REQUIREMENT: Below is a block of records; reproduce all of them exactly and leave out any pictures.
# DATASET RECORDS start
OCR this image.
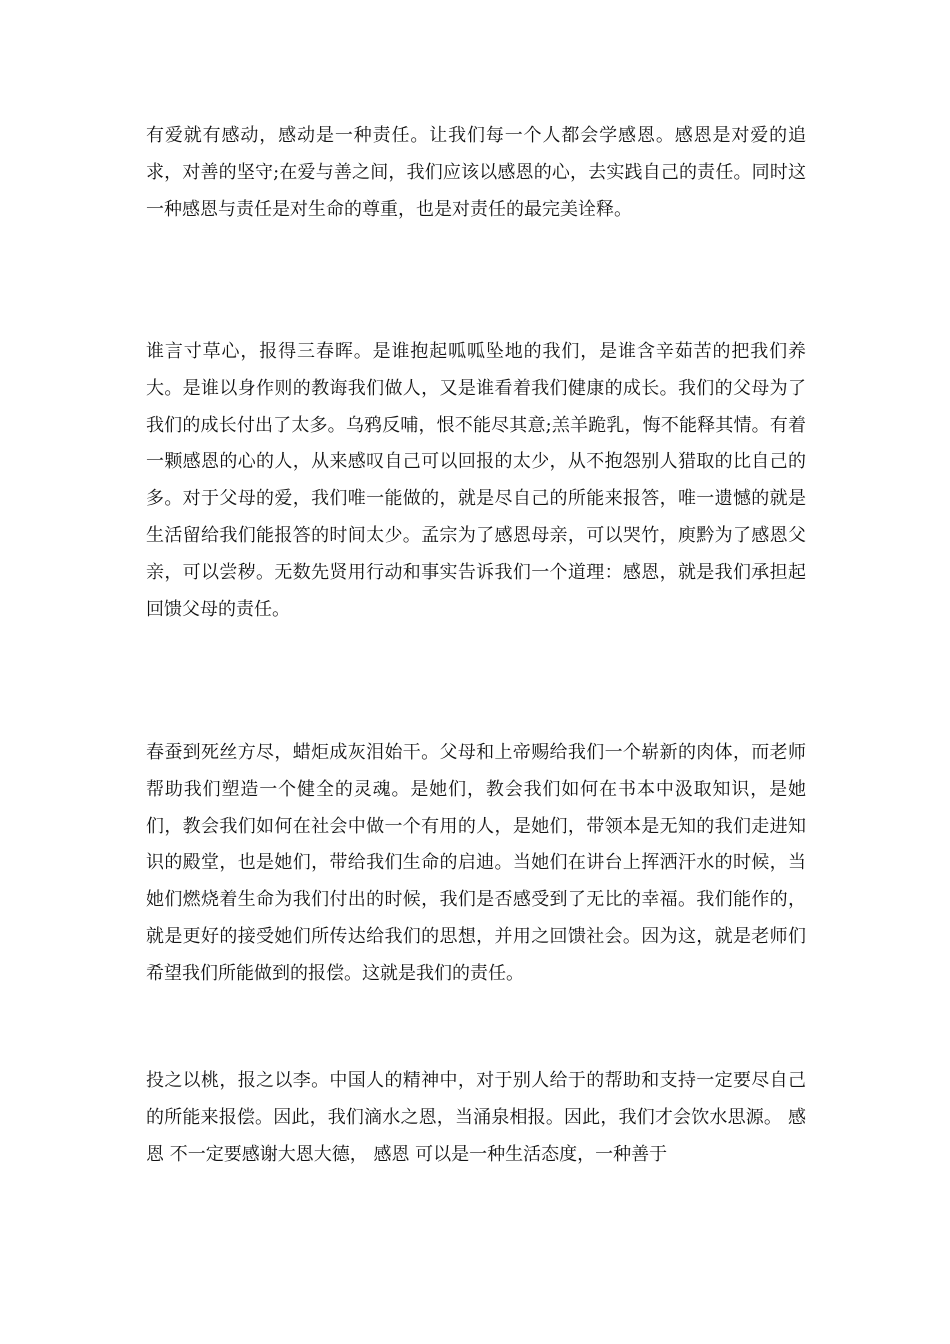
有爱就有感动，感动是一种责任。让我们每一个人都会学感恩。感恩是对爱的追求，对善的坚守;在爱与善之间，我们应该以感恩的心，去实践自己的责任。同时这一种感恩与责任是对生命的尊重，也是对责任的最完美诠释。

谁言寸草心，报得三春晖。是谁抱起呱呱坠地的我们，是谁含辛茹苦的把我们养大。是谁以身作则的教诲我们做人，又是谁看着我们健康的成长。我们的父母为了我们的成长付出了太多。乌鸦反哺，恨不能尽其意;羔羊跪乳，悔不能释其情。有着一颗感恩的心的人，从来感叹自己可以回报的太少，从不抱怨别人猎取的比自己的多。对于父母的爱，我们唯一能做的，就是尽自己的所能来报答，唯一遗憾的就是生活留给我们能报答的时间太少。孟宗为了感恩母亲，可以哭竹，庾黔为了感恩父亲，可以尝秽。无数先贤用行动和事实告诉我们一个道理：感恩，就是我们承担起回馈父母的责任。

春蚕到死丝方尽，蜡炬成灰泪始干。父母和上帝赐给我们一个崭新的肉体，而老师帮助我们塑造一个健全的灵魂。是她们，教会我们如何在书本中汲取知识，是她们，教会我们如何在社会中做一个有用的人，是她们，带领本是无知的我们走进知识的殿堂，也是她们，带给我们生命的启迪。当她们在讲台上挥洒汗水的时候，当她们燃烧着生命为我们付出的时候，我们是否感受到了无比的幸福。我们能作的，就是更好的接受她们所传达给我们的思想，并用之回馈社会。因为这，就是老师们希望我们所能做到的报偿。这就是我们的责任。

投之以桃，报之以李。中国人的精神中，对于别人给于的帮助和支持一定要尽自己的所能来报偿。因此，我们滴水之恩，当涌泉相报。因此，我们才会饮水思源。 感恩 不一定要感谢大恩大德， 感恩 可以是一种生活态度，一种善于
# DATASET RECORDS end
COMPLETED TASK:
OCR this image.
有爱就有感动，感动是一种责任。让我们每一个人都会学感恩。感恩是对爱的追求，对善的坚守;在爱与善之间，我们应该以感恩的心，去实践自己的责任。同时这一种感恩与责任是对生命的尊重，也是对责任的最完美诠释。

谁言寸草心，报得三春晖。是谁抱起呱呱坠地的我们，是谁含辛茹苦的把我们养大。是谁以身作则的教诲我们做人，又是谁看着我们健康的成长。我们的父母为了我们的成长付出了太多。乌鸦反哺，恨不能尽其意;羔羊跪乳，悔不能释其情。有着一颗感恩的心的人，从来感叹自己可以回报的太少，从不抱怨别人猎取的比自己的多。对于父母的爱，我们唯一能做的，就是尽自己的所能来报答，唯一遗憾的就是生活留给我们能报答的时间太少。孟宗为了感恩母亲，可以哭竹，庾黔为了感恩父亲，可以尝秽。无数先贤用行动和事实告诉我们一个道理：感恩，就是我们承担起回馈父母的责任。

春蚕到死丝方尽，蜡炬成灰泪始干。父母和上帝赐给我们一个崭新的肉体，而老师帮助我们塑造一个健全的灵魂。是她们，教会我们如何在书本中汲取知识，是她们，教会我们如何在社会中做一个有用的人，是她们，带领本是无知的我们走进知识的殿堂，也是她们，带给我们生命的启迪。当她们在讲台上挥洒汗水的时候，当她们燃烧着生命为我们付出的时候，我们是否感受到了无比的幸福。我们能作的，就是更好的接受她们所传达给我们的思想，并用之回馈社会。因为这，就是老师们希望我们所能做到的报偿。这就是我们的责任。

投之以桃，报之以李。中国人的精神中，对于别人给于的帮助和支持一定要尽自己的所能来报偿。因此，我们滴水之恩，当涌泉相报。因此，我们才会饮水思源。 感恩 不一定要感谢大恩大德， 感恩 可以是一种生活态度，一种善于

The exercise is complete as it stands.